EXERCISE REQUIREMENTS: The records that follow must be repeated verbatim, every one of them.

PROVIDED RECORDS:
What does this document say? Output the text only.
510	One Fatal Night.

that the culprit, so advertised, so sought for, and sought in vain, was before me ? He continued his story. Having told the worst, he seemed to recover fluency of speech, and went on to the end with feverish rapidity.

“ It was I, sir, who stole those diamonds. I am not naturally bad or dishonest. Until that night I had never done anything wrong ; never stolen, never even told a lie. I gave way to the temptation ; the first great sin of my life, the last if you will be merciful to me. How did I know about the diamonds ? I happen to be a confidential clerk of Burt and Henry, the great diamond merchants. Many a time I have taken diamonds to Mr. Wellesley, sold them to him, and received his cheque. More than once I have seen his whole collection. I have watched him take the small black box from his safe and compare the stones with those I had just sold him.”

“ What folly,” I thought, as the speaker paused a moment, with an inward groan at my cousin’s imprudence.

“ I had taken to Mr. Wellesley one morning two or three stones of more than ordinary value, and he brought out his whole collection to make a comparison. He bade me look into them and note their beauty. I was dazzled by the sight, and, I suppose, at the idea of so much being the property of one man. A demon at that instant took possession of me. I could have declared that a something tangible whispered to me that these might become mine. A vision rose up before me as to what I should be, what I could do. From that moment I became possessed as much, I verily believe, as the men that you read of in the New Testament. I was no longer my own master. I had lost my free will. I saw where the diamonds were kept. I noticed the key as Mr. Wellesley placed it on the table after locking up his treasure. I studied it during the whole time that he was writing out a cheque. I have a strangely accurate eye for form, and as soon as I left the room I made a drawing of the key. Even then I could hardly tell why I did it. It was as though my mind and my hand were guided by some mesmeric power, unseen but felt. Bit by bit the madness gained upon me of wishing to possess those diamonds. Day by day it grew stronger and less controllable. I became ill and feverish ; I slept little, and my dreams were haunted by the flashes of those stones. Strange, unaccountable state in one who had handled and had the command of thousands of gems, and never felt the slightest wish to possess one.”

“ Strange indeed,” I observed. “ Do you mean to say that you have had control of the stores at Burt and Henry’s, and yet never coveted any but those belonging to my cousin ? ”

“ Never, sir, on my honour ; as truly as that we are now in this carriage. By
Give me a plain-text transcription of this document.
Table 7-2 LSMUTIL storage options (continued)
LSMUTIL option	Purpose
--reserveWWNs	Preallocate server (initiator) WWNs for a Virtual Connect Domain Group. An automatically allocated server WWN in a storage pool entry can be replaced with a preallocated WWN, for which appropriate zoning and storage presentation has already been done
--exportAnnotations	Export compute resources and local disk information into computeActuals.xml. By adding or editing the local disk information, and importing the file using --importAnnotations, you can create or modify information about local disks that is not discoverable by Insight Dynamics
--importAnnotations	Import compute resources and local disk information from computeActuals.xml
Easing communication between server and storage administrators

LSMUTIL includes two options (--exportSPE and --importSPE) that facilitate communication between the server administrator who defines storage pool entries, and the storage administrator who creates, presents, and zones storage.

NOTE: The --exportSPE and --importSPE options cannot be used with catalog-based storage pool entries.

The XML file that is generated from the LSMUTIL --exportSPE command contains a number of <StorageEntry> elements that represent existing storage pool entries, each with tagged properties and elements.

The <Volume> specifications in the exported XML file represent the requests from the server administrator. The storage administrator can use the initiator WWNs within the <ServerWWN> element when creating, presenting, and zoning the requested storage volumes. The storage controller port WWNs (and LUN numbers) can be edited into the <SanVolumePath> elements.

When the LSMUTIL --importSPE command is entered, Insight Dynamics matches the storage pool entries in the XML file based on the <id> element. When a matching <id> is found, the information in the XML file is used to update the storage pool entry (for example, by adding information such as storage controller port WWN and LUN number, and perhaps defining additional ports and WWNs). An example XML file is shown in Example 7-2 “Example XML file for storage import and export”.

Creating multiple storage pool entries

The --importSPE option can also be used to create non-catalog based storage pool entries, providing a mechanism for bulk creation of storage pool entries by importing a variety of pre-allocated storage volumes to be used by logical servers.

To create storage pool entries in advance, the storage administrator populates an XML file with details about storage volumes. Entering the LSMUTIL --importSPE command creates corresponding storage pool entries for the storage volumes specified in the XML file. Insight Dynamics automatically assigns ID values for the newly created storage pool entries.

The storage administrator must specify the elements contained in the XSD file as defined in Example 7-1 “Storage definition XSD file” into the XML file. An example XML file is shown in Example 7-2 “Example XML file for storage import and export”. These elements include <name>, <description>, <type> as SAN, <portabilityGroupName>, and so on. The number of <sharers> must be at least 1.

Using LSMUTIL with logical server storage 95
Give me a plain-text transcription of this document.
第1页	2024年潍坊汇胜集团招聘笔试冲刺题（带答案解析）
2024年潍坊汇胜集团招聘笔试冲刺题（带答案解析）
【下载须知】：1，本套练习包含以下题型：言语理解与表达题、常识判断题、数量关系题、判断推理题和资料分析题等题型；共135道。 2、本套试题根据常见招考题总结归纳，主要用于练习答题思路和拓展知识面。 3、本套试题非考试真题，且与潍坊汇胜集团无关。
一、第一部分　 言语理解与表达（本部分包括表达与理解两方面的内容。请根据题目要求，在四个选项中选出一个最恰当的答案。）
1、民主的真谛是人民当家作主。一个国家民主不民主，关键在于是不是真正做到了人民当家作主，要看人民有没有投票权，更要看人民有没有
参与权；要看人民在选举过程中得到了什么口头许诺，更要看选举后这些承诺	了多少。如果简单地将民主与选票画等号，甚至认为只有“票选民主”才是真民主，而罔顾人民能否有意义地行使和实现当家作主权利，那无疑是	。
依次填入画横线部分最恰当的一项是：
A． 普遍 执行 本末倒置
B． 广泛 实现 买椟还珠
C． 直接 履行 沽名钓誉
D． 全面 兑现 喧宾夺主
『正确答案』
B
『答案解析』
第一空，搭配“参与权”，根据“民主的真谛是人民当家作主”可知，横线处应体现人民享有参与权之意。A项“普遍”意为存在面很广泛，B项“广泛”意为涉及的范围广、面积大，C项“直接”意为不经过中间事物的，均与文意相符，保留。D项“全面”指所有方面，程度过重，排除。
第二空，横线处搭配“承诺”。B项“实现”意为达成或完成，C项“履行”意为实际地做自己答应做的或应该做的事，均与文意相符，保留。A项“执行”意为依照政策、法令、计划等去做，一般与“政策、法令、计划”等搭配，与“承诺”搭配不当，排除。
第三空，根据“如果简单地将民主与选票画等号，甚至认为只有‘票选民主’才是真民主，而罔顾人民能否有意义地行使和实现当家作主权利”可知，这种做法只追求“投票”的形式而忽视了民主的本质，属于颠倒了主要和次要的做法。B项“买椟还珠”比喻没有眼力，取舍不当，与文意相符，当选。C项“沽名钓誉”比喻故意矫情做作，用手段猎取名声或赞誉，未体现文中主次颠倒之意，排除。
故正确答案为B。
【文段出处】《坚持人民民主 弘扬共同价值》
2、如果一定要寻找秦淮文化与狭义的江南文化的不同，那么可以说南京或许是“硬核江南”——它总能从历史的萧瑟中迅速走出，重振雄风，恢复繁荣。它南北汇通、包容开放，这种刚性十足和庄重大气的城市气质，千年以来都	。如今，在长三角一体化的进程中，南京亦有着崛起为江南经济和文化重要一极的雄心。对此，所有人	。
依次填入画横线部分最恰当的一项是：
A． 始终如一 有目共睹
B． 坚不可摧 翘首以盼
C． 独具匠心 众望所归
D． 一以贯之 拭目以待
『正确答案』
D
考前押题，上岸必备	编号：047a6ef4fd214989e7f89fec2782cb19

SOLUTION TO THIS PROBLEM:
What does this document say? Output the text only.
510	One Fatal Night.

that the culprit, so advertised, so sought for, and sought in vain, was before me ? He continued his story. Having told the worst, he seemed to recover fluency of speech, and went on to the end with feverish rapidity.

“ It was I, sir, who stole those diamonds. I am not naturally bad or dishonest. Until that night I had never done anything wrong ; never stolen, never even told a lie. I gave way to the temptation ; the first great sin of my life, the last if you will be merciful to me. How did I know about the diamonds ? I happen to be a confidential clerk of Burt and Henry, the great diamond merchants. Many a time I have taken diamonds to Mr. Wellesley, sold them to him, and received his cheque. More than once I have seen his whole collection. I have watched him take the small black box from his safe and compare the stones with those I had just sold him.”

“ What folly,” I thought, as the speaker paused a moment, with an inward groan at my cousin’s imprudence.

“ I had taken to Mr. Wellesley one morning two or three stones of more than ordinary value, and he brought out his whole collection to make a comparison. He bade me look into them and note their beauty. I was dazzled by the sight, and, I suppose, at the idea of so much being the property of one man. A demon at that instant took possession of me. I could have declared that a something tangible whispered to me that these might become mine. A vision rose up before me as to what I should be, what I could do. From that moment I became possessed as much, I verily believe, as the men that you read of in the New Testament. I was no longer my own master. I had lost my free will. I saw where the diamonds were kept. I noticed the key as Mr. Wellesley placed it on the table after locking up his treasure. I studied it during the whole time that he was writing out a cheque. I have a strangely accurate eye for form, and as soon as I left the room I made a drawing of the key. Even then I could hardly tell why I did it. It was as though my mind and my hand were guided by some mesmeric power, unseen but felt. Bit by bit the madness gained upon me of wishing to possess those diamonds. Day by day it grew stronger and less controllable. I became ill and feverish ; I slept little, and my dreams were haunted by the flashes of those stones. Strange, unaccountable state in one who had handled and had the command of thousands of gems, and never felt the slightest wish to possess one.”

“ Strange indeed,” I observed. “ Do you mean to say that you have had control of the stores at Burt and Henry’s, and yet never coveted any but those belonging to my cousin ? ”

“ Never, sir, on my honour ; as truly as that we are now in this carriage. By
Give me a plain-text transcription of this document.
Table 7-2 LSMUTIL storage options (continued)
LSMUTIL option	Purpose
--reserveWWNs	Preallocate server (initiator) WWNs for a Virtual Connect Domain Group. An automatically allocated server WWN in a storage pool entry can be replaced with a preallocated WWN, for which appropriate zoning and storage presentation has already been done
--exportAnnotations	Export compute resources and local disk information into computeActuals.xml. By adding or editing the local disk information, and importing the file using --importAnnotations, you can create or modify information about local disks that is not discoverable by Insight Dynamics
--importAnnotations	Import compute resources and local disk information from computeActuals.xml
Easing communication between server and storage administrators

LSMUTIL includes two options (--exportSPE and --importSPE) that facilitate communication between the server administrator who defines storage pool entries, and the storage administrator who creates, presents, and zones storage.

NOTE: The --exportSPE and --importSPE options cannot be used with catalog-based storage pool entries.

The XML file that is generated from the LSMUTIL --exportSPE command contains a number of <StorageEntry> elements that represent existing storage pool entries, each with tagged properties and elements.

The <Volume> specifications in the exported XML file represent the requests from the server administrator. The storage administrator can use the initiator WWNs within the <ServerWWN> element when creating, presenting, and zoning the requested storage volumes. The storage controller port WWNs (and LUN numbers) can be edited into the <SanVolumePath> elements.

When the LSMUTIL --importSPE command is entered, Insight Dynamics matches the storage pool entries in the XML file based on the <id> element. When a matching <id> is found, the information in the XML file is used to update the storage pool entry (for example, by adding information such as storage controller port WWN and LUN number, and perhaps defining additional ports and WWNs). An example XML file is shown in Example 7-2 “Example XML file for storage import and export”.

Creating multiple storage pool entries

The --importSPE option can also be used to create non-catalog based storage pool entries, providing a mechanism for bulk creation of storage pool entries by importing a variety of pre-allocated storage volumes to be used by logical servers.

To create storage pool entries in advance, the storage administrator populates an XML file with details about storage volumes. Entering the LSMUTIL --importSPE command creates corresponding storage pool entries for the storage volumes specified in the XML file. Insight Dynamics automatically assigns ID values for the newly created storage pool entries.

The storage administrator must specify the elements contained in the XSD file as defined in Example 7-1 “Storage definition XSD file” into the XML file. An example XML file is shown in Example 7-2 “Example XML file for storage import and export”. These elements include <name>, <description>, <type> as SAN, <portabilityGroupName>, and so on. The number of <sharers> must be at least 1.

Using LSMUTIL with logical server storage 95
Give me a plain-text transcription of this document.
第1页	2024年潍坊汇胜集团招聘笔试冲刺题（带答案解析）
2024年潍坊汇胜集团招聘笔试冲刺题（带答案解析）
【下载须知】：1，本套练习包含以下题型：言语理解与表达题、常识判断题、数量关系题、判断推理题和资料分析题等题型；共135道。 2、本套试题根据常见招考题总结归纳，主要用于练习答题思路和拓展知识面。 3、本套试题非考试真题，且与潍坊汇胜集团无关。
一、第一部分　 言语理解与表达（本部分包括表达与理解两方面的内容。请根据题目要求，在四个选项中选出一个最恰当的答案。）
1、民主的真谛是人民当家作主。一个国家民主不民主，关键在于是不是真正做到了人民当家作主，要看人民有没有投票权，更要看人民有没有
参与权；要看人民在选举过程中得到了什么口头许诺，更要看选举后这些承诺	了多少。如果简单地将民主与选票画等号，甚至认为只有“票选民主”才是真民主，而罔顾人民能否有意义地行使和实现当家作主权利，那无疑是	。
依次填入画横线部分最恰当的一项是：
A． 普遍 执行 本末倒置
B． 广泛 实现 买椟还珠
C． 直接 履行 沽名钓誉
D． 全面 兑现 喧宾夺主
『正确答案』
B
『答案解析』
第一空，搭配“参与权”，根据“民主的真谛是人民当家作主”可知，横线处应体现人民享有参与权之意。A项“普遍”意为存在面很广泛，B项“广泛”意为涉及的范围广、面积大，C项“直接”意为不经过中间事物的，均与文意相符，保留。D项“全面”指所有方面，程度过重，排除。
第二空，横线处搭配“承诺”。B项“实现”意为达成或完成，C项“履行”意为实际地做自己答应做的或应该做的事，均与文意相符，保留。A项“执行”意为依照政策、法令、计划等去做，一般与“政策、法令、计划”等搭配，与“承诺”搭配不当，排除。
第三空，根据“如果简单地将民主与选票画等号，甚至认为只有‘票选民主’才是真民主，而罔顾人民能否有意义地行使和实现当家作主权利”可知，这种做法只追求“投票”的形式而忽视了民主的本质，属于颠倒了主要和次要的做法。B项“买椟还珠”比喻没有眼力，取舍不当，与文意相符，当选。C项“沽名钓誉”比喻故意矫情做作，用手段猎取名声或赞誉，未体现文中主次颠倒之意，排除。
故正确答案为B。
【文段出处】《坚持人民民主 弘扬共同价值》
2、如果一定要寻找秦淮文化与狭义的江南文化的不同，那么可以说南京或许是“硬核江南”——它总能从历史的萧瑟中迅速走出，重振雄风，恢复繁荣。它南北汇通、包容开放，这种刚性十足和庄重大气的城市气质，千年以来都	。如今，在长三角一体化的进程中，南京亦有着崛起为江南经济和文化重要一极的雄心。对此，所有人	。
依次填入画横线部分最恰当的一项是：
A． 始终如一 有目共睹
B． 坚不可摧 翘首以盼
C． 独具匠心 众望所归
D． 一以贯之 拭目以待
『正确答案』
D
考前押题，上岸必备	编号：047a6ef4fd214989e7f89fec2782cb19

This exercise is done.